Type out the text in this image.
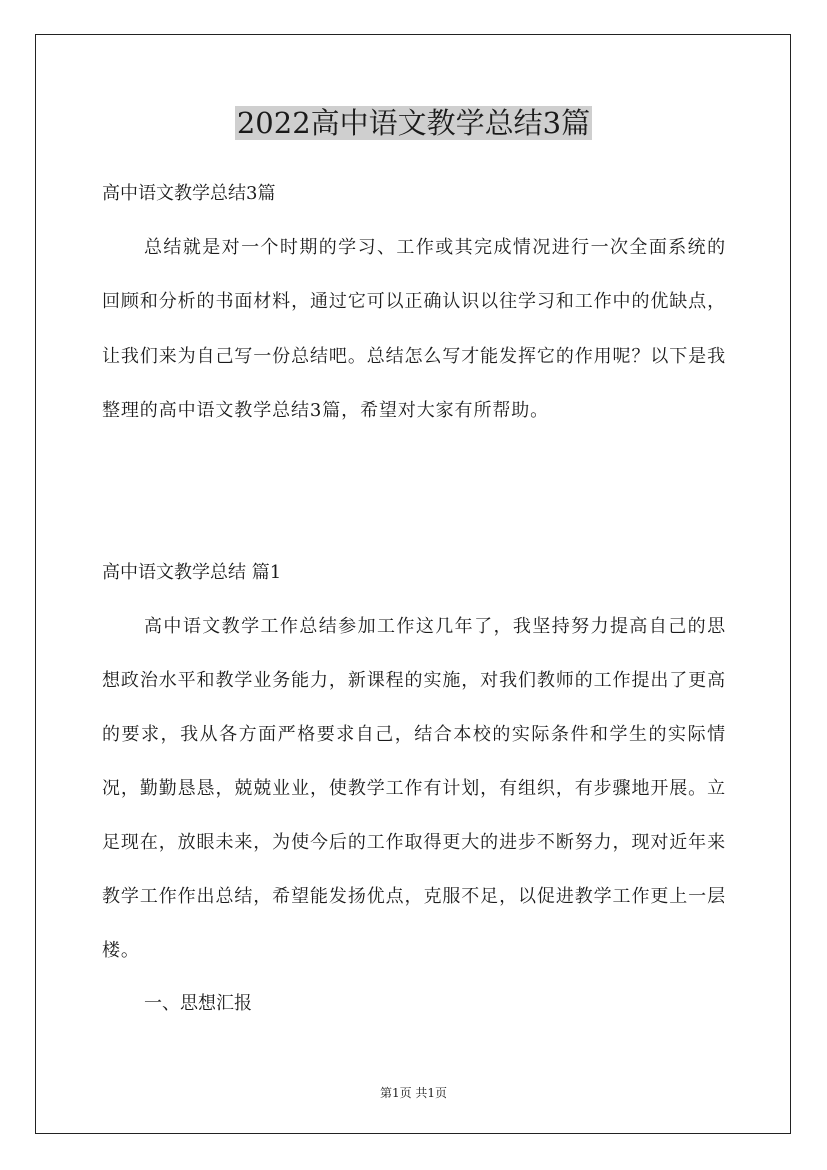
2022高中语文教学总结3篇
高中语文教学总结3篇
总结就是对一个时期的学习、工作或其完成情况进行一次全面系统的回顾和分析的书面材料，通过它可以正确认识以往学习和工作中的优缺点，让我们来为自己写一份总结吧。总结怎么写才能发挥它的作用呢？以下是我整理的高中语文教学总结3篇，希望对大家有所帮助。
高中语文教学总结 篇1
高中语文教学工作总结参加工作这几年了，我坚持努力提高自己的思想政治水平和教学业务能力，新课程的实施，对我们教师的工作提出了更高的要求，我从各方面严格要求自己，结合本校的实际条件和学生的实际情况，勤勤恳恳，兢兢业业，使教学工作有计划，有组织，有步骤地开展。立足现在，放眼未来，为使今后的工作取得更大的进步不断努力，现对近年来教学工作作出总结，希望能发扬优点，克服不足，以促进教学工作更上一层楼。
一、思想汇报
第1页 共1页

# # # # #

● **WHAT IS BEING ASKED**: Copy each line in full and exactly, omitting any picture.

● **WRITTEN REPLY**:
Type out the text in this image.
2022高中语文教学总结3篇
高中语文教学总结3篇
总结就是对一个时期的学习、工作或其完成情况进行一次全面系统的回顾和分析的书面材料，通过它可以正确认识以往学习和工作中的优缺点，让我们来为自己写一份总结吧。总结怎么写才能发挥它的作用呢？以下是我整理的高中语文教学总结3篇，希望对大家有所帮助。
高中语文教学总结 篇1
高中语文教学工作总结参加工作这几年了，我坚持努力提高自己的思想政治水平和教学业务能力，新课程的实施，对我们教师的工作提出了更高的要求，我从各方面严格要求自己，结合本校的实际条件和学生的实际情况，勤勤恳恳，兢兢业业，使教学工作有计划，有组织，有步骤地开展。立足现在，放眼未来，为使今后的工作取得更大的进步不断努力，现对近年来教学工作作出总结，希望能发扬优点，克服不足，以促进教学工作更上一层楼。
一、思想汇报
第1页 共1页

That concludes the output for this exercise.